* _Written instruction_
Everything in the data should be repeated exactly, save for the images.

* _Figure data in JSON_
%%

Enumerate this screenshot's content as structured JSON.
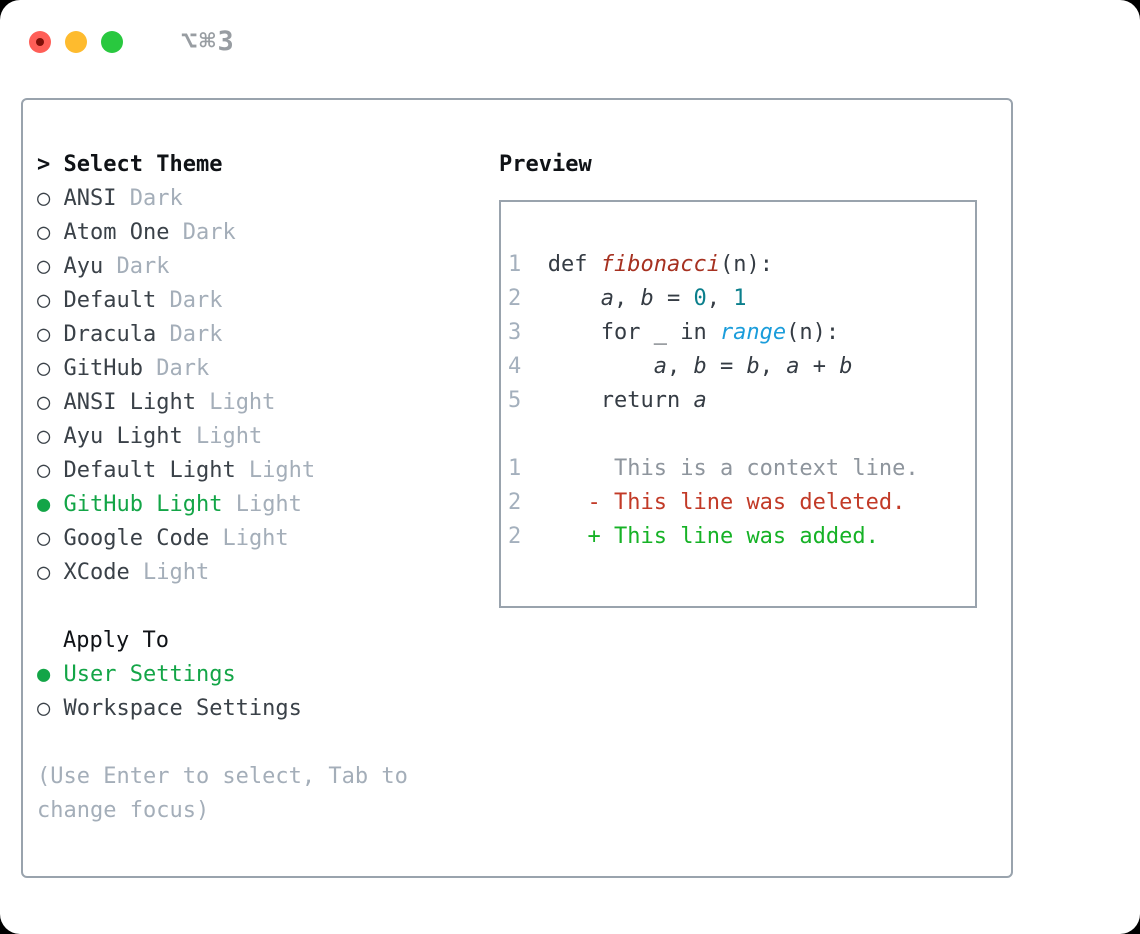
{
  "window": {
    "shortcut_label": "⌥⌘3",
    "traffic_lights": [
      "close",
      "minimize",
      "zoom"
    ]
  },
  "colors": {
    "traffic_red": "#ff5e57",
    "traffic_red_dot": "#7f0f08",
    "traffic_yellow": "#febb2e",
    "traffic_green": "#29c83f",
    "title_gray": "#989da2",
    "border_gray": "#99a3ad",
    "heading_black": "#0f1216",
    "list_text": "#3a4148",
    "muted_gray": "#a4aeb9",
    "accent_green": "#13a547",
    "code_text": "#353c44",
    "lineno_gray": "#a4b0bd",
    "function_red": "#a63120",
    "builtin_blue": "#1b9ddb",
    "number_teal": "#0b7f8c",
    "context_gray": "#8e959d",
    "deleted_red": "#c23a27",
    "added_green": "#16b226"
  },
  "sidebar": {
    "cursor": "> ",
    "heading": "Select Theme",
    "themes": [
      {
        "name": "ANSI",
        "variant": "Dark",
        "selected": false
      },
      {
        "name": "Atom One",
        "variant": "Dark",
        "selected": false
      },
      {
        "name": "Ayu",
        "variant": "Dark",
        "selected": false
      },
      {
        "name": "Default",
        "variant": "Dark",
        "selected": false
      },
      {
        "name": "Dracula",
        "variant": "Dark",
        "selected": false
      },
      {
        "name": "GitHub",
        "variant": "Dark",
        "selected": false
      },
      {
        "name": "ANSI Light",
        "variant": "Light",
        "selected": false
      },
      {
        "name": "Ayu Light",
        "variant": "Light",
        "selected": false
      },
      {
        "name": "Default Light",
        "variant": "Light",
        "selected": false
      },
      {
        "name": "GitHub Light",
        "variant": "Light",
        "selected": true
      },
      {
        "name": "Google Code",
        "variant": "Light",
        "selected": false
      },
      {
        "name": "XCode",
        "variant": "Light",
        "selected": false
      }
    ],
    "apply_heading": "Apply To",
    "apply_options": [
      {
        "label": "User Settings",
        "selected": true
      },
      {
        "label": "Workspace Settings",
        "selected": false
      }
    ],
    "help_text": "(Use Enter to select, Tab to change focus)"
  },
  "preview": {
    "heading": "Preview",
    "lines": [
      {
        "num": "1",
        "segments": [
          {
            "text": "def ",
            "style": "code"
          },
          {
            "text": "fibonacci",
            "style": "function"
          },
          {
            "text": "(n):",
            "style": "code"
          }
        ]
      },
      {
        "num": "2",
        "segments": [
          {
            "text": "    ",
            "style": "code"
          },
          {
            "text": "a",
            "style": "var"
          },
          {
            "text": ", ",
            "style": "code"
          },
          {
            "text": "b",
            "style": "var"
          },
          {
            "text": " = ",
            "style": "code"
          },
          {
            "text": "0",
            "style": "number"
          },
          {
            "text": ", ",
            "style": "code"
          },
          {
            "text": "1",
            "style": "number"
          }
        ]
      },
      {
        "num": "3",
        "segments": [
          {
            "text": "    for _ in ",
            "style": "code"
          },
          {
            "text": "range",
            "style": "builtin"
          },
          {
            "text": "(n):",
            "style": "code"
          }
        ]
      },
      {
        "num": "4",
        "segments": [
          {
            "text": "        ",
            "style": "code"
          },
          {
            "text": "a",
            "style": "var"
          },
          {
            "text": ", ",
            "style": "code"
          },
          {
            "text": "b",
            "style": "var"
          },
          {
            "text": " = ",
            "style": "code"
          },
          {
            "text": "b",
            "style": "var"
          },
          {
            "text": ", ",
            "style": "code"
          },
          {
            "text": "a",
            "style": "var"
          },
          {
            "text": " + ",
            "style": "code"
          },
          {
            "text": "b",
            "style": "var"
          }
        ]
      },
      {
        "num": "5",
        "segments": [
          {
            "text": "    return ",
            "style": "code"
          },
          {
            "text": "a",
            "style": "var"
          }
        ]
      },
      {
        "num": "",
        "segments": [
          {
            "text": " ",
            "style": "code"
          }
        ]
      },
      {
        "num": "1",
        "segments": [
          {
            "text": "     ",
            "style": "code"
          },
          {
            "text": "This is a context line.",
            "style": "context"
          }
        ]
      },
      {
        "num": "2",
        "segments": [
          {
            "text": "   ",
            "style": "code"
          },
          {
            "text": "- This line was deleted.",
            "style": "deleted"
          }
        ]
      },
      {
        "num": "2",
        "segments": [
          {
            "text": "   ",
            "style": "code"
          },
          {
            "text": "+ This line was added.",
            "style": "added"
          }
        ]
      }
    ]
  }
}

%%

* _Complete response_
Enumerate this screenshot's content as structured JSON.
{
  "window": {
    "shortcut_label": "⌥⌘3",
    "traffic_lights": [
      "close",
      "minimize",
      "zoom"
    ]
  },
  "colors": {
    "traffic_red": "#ff5e57",
    "traffic_red_dot": "#7f0f08",
    "traffic_yellow": "#febb2e",
    "traffic_green": "#29c83f",
    "title_gray": "#989da2",
    "border_gray": "#99a3ad",
    "heading_black": "#0f1216",
    "list_text": "#3a4148",
    "muted_gray": "#a4aeb9",
    "accent_green": "#13a547",
    "code_text": "#353c44",
    "lineno_gray": "#a4b0bd",
    "function_red": "#a63120",
    "builtin_blue": "#1b9ddb",
    "number_teal": "#0b7f8c",
    "context_gray": "#8e959d",
    "deleted_red": "#c23a27",
    "added_green": "#16b226"
  },
  "sidebar": {
    "cursor": "> ",
    "heading": "Select Theme",
    "themes": [
      {
        "name": "ANSI",
        "variant": "Dark",
        "selected": false
      },
      {
        "name": "Atom One",
        "variant": "Dark",
        "selected": false
      },
      {
        "name": "Ayu",
        "variant": "Dark",
        "selected": false
      },
      {
        "name": "Default",
        "variant": "Dark",
        "selected": false
      },
      {
        "name": "Dracula",
        "variant": "Dark",
        "selected": false
      },
      {
        "name": "GitHub",
        "variant": "Dark",
        "selected": false
      },
      {
        "name": "ANSI Light",
        "variant": "Light",
        "selected": false
      },
      {
        "name": "Ayu Light",
        "variant": "Light",
        "selected": false
      },
      {
        "name": "Default Light",
        "variant": "Light",
        "selected": false
      },
      {
        "name": "GitHub Light",
        "variant": "Light",
        "selected": true
      },
      {
        "name": "Google Code",
        "variant": "Light",
        "selected": false
      },
      {
        "name": "XCode",
        "variant": "Light",
        "selected": false
      }
    ],
    "apply_heading": "Apply To",
    "apply_options": [
      {
        "label": "User Settings",
        "selected": true
      },
      {
        "label": "Workspace Settings",
        "selected": false
      }
    ],
    "help_text": "(Use Enter to select, Tab to change focus)"
  },
  "preview": {
    "heading": "Preview",
    "lines": [
      {
        "num": "1",
        "segments": [
          {
            "text": "def ",
            "style": "code"
          },
          {
            "text": "fibonacci",
            "style": "function"
          },
          {
            "text": "(n):",
            "style": "code"
          }
        ]
      },
      {
        "num": "2",
        "segments": [
          {
            "text": "    ",
            "style": "code"
          },
          {
            "text": "a",
            "style": "var"
          },
          {
            "text": ", ",
            "style": "code"
          },
          {
            "text": "b",
            "style": "var"
          },
          {
            "text": " = ",
            "style": "code"
          },
          {
            "text": "0",
            "style": "number"
          },
          {
            "text": ", ",
            "style": "code"
          },
          {
            "text": "1",
            "style": "number"
          }
        ]
      },
      {
        "num": "3",
        "segments": [
          {
            "text": "    for _ in ",
            "style": "code"
          },
          {
            "text": "range",
            "style": "builtin"
          },
          {
            "text": "(n):",
            "style": "code"
          }
        ]
      },
      {
        "num": "4",
        "segments": [
          {
            "text": "        ",
            "style": "code"
          },
          {
            "text": "a",
            "style": "var"
          },
          {
            "text": ", ",
            "style": "code"
          },
          {
            "text": "b",
            "style": "var"
          },
          {
            "text": " = ",
            "style": "code"
          },
          {
            "text": "b",
            "style": "var"
          },
          {
            "text": ", ",
            "style": "code"
          },
          {
            "text": "a",
            "style": "var"
          },
          {
            "text": " + ",
            "style": "code"
          },
          {
            "text": "b",
            "style": "var"
          }
        ]
      },
      {
        "num": "5",
        "segments": [
          {
            "text": "    return ",
            "style": "code"
          },
          {
            "text": "a",
            "style": "var"
          }
        ]
      },
      {
        "num": "",
        "segments": [
          {
            "text": " ",
            "style": "code"
          }
        ]
      },
      {
        "num": "1",
        "segments": [
          {
            "text": "     ",
            "style": "code"
          },
          {
            "text": "This is a context line.",
            "style": "context"
          }
        ]
      },
      {
        "num": "2",
        "segments": [
          {
            "text": "   ",
            "style": "code"
          },
          {
            "text": "- This line was deleted.",
            "style": "deleted"
          }
        ]
      },
      {
        "num": "2",
        "segments": [
          {
            "text": "   ",
            "style": "code"
          },
          {
            "text": "+ This line was added.",
            "style": "added"
          }
        ]
      }
    ]
  }
}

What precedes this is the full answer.